Collected data:

-.-.-

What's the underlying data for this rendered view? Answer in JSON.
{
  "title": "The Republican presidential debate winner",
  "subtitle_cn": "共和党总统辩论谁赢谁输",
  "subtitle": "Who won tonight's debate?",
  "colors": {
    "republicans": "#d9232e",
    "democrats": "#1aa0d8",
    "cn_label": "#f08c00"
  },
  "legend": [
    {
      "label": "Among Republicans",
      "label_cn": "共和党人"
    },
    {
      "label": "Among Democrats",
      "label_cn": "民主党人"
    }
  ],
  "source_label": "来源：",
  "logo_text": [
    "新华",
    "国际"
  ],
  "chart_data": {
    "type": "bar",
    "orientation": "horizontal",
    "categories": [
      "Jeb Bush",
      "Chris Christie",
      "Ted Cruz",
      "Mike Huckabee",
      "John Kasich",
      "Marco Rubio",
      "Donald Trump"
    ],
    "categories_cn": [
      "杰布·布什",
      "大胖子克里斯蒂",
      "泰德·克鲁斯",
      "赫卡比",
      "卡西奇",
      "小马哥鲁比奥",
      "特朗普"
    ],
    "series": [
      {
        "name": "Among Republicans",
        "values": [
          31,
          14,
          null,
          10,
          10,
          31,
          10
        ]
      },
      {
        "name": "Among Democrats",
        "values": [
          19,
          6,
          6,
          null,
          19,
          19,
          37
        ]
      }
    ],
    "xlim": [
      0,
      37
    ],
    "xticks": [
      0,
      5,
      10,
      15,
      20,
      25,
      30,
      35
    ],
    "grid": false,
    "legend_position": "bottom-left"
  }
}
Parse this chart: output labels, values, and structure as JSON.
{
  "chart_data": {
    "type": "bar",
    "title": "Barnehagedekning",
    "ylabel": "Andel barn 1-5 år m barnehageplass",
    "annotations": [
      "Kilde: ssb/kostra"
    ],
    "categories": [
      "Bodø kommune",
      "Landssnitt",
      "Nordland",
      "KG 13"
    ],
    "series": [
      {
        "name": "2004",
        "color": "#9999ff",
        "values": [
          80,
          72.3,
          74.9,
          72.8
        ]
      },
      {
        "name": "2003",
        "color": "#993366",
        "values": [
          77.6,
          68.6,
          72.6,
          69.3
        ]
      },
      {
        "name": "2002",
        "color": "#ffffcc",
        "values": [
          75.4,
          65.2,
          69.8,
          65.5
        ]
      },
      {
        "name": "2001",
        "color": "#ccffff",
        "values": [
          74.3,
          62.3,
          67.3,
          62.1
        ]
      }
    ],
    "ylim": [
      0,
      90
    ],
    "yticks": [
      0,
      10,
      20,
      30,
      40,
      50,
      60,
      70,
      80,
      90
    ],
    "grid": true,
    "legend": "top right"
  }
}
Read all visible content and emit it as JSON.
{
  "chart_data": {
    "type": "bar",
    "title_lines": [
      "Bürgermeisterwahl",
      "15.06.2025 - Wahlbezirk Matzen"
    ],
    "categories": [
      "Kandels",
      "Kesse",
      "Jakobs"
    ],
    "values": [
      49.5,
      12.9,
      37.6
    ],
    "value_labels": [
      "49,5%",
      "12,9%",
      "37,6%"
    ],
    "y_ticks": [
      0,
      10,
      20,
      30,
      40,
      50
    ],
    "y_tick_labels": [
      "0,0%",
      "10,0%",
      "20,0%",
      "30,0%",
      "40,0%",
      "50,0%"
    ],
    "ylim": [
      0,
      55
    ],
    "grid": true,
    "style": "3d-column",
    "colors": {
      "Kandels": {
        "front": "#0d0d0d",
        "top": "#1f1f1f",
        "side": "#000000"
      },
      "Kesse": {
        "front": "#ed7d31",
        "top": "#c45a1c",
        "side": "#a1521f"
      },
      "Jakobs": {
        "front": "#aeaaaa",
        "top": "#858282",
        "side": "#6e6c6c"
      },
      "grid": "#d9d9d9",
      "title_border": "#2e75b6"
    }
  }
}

-.-.-

▶ _Objective_
Return the material exactly as it stands.

▶ _Worked solution_
What's the underlying data for this rendered view? Answer in JSON.
{
  "title": "The Republican presidential debate winner",
  "subtitle_cn": "共和党总统辩论谁赢谁输",
  "subtitle": "Who won tonight's debate?",
  "colors": {
    "republicans": "#d9232e",
    "democrats": "#1aa0d8",
    "cn_label": "#f08c00"
  },
  "legend": [
    {
      "label": "Among Republicans",
      "label_cn": "共和党人"
    },
    {
      "label": "Among Democrats",
      "label_cn": "民主党人"
    }
  ],
  "source_label": "来源：",
  "logo_text": [
    "新华",
    "国际"
  ],
  "chart_data": {
    "type": "bar",
    "orientation": "horizontal",
    "categories": [
      "Jeb Bush",
      "Chris Christie",
      "Ted Cruz",
      "Mike Huckabee",
      "John Kasich",
      "Marco Rubio",
      "Donald Trump"
    ],
    "categories_cn": [
      "杰布·布什",
      "大胖子克里斯蒂",
      "泰德·克鲁斯",
      "赫卡比",
      "卡西奇",
      "小马哥鲁比奥",
      "特朗普"
    ],
    "series": [
      {
        "name": "Among Republicans",
        "values": [
          31,
          14,
          null,
          10,
          10,
          31,
          10
        ]
      },
      {
        "name": "Among Democrats",
        "values": [
          19,
          6,
          6,
          null,
          19,
          19,
          37
        ]
      }
    ],
    "xlim": [
      0,
      37
    ],
    "xticks": [
      0,
      5,
      10,
      15,
      20,
      25,
      30,
      35
    ],
    "grid": false,
    "legend_position": "bottom-left"
  }
}
Parse this chart: output labels, values, and structure as JSON.
{
  "chart_data": {
    "type": "bar",
    "title": "Barnehagedekning",
    "ylabel": "Andel barn 1-5 år m barnehageplass",
    "annotations": [
      "Kilde: ssb/kostra"
    ],
    "categories": [
      "Bodø kommune",
      "Landssnitt",
      "Nordland",
      "KG 13"
    ],
    "series": [
      {
        "name": "2004",
        "color": "#9999ff",
        "values": [
          80,
          72.3,
          74.9,
          72.8
        ]
      },
      {
        "name": "2003",
        "color": "#993366",
        "values": [
          77.6,
          68.6,
          72.6,
          69.3
        ]
      },
      {
        "name": "2002",
        "color": "#ffffcc",
        "values": [
          75.4,
          65.2,
          69.8,
          65.5
        ]
      },
      {
        "name": "2001",
        "color": "#ccffff",
        "values": [
          74.3,
          62.3,
          67.3,
          62.1
        ]
      }
    ],
    "ylim": [
      0,
      90
    ],
    "yticks": [
      0,
      10,
      20,
      30,
      40,
      50,
      60,
      70,
      80,
      90
    ],
    "grid": true,
    "legend": "top right"
  }
}
Read all visible content and emit it as JSON.
{
  "chart_data": {
    "type": "bar",
    "title_lines": [
      "Bürgermeisterwahl",
      "15.06.2025 - Wahlbezirk Matzen"
    ],
    "categories": [
      "Kandels",
      "Kesse",
      "Jakobs"
    ],
    "values": [
      49.5,
      12.9,
      37.6
    ],
    "value_labels": [
      "49,5%",
      "12,9%",
      "37,6%"
    ],
    "y_ticks": [
      0,
      10,
      20,
      30,
      40,
      50
    ],
    "y_tick_labels": [
      "0,0%",
      "10,0%",
      "20,0%",
      "30,0%",
      "40,0%",
      "50,0%"
    ],
    "ylim": [
      0,
      55
    ],
    "grid": true,
    "style": "3d-column",
    "colors": {
      "Kandels": {
        "front": "#0d0d0d",
        "top": "#1f1f1f",
        "side": "#000000"
      },
      "Kesse": {
        "front": "#ed7d31",
        "top": "#c45a1c",
        "side": "#a1521f"
      },
      "Jakobs": {
        "front": "#aeaaaa",
        "top": "#858282",
        "side": "#6e6c6c"
      },
      "grid": "#d9d9d9",
      "title_border": "#2e75b6"
    }
  }
}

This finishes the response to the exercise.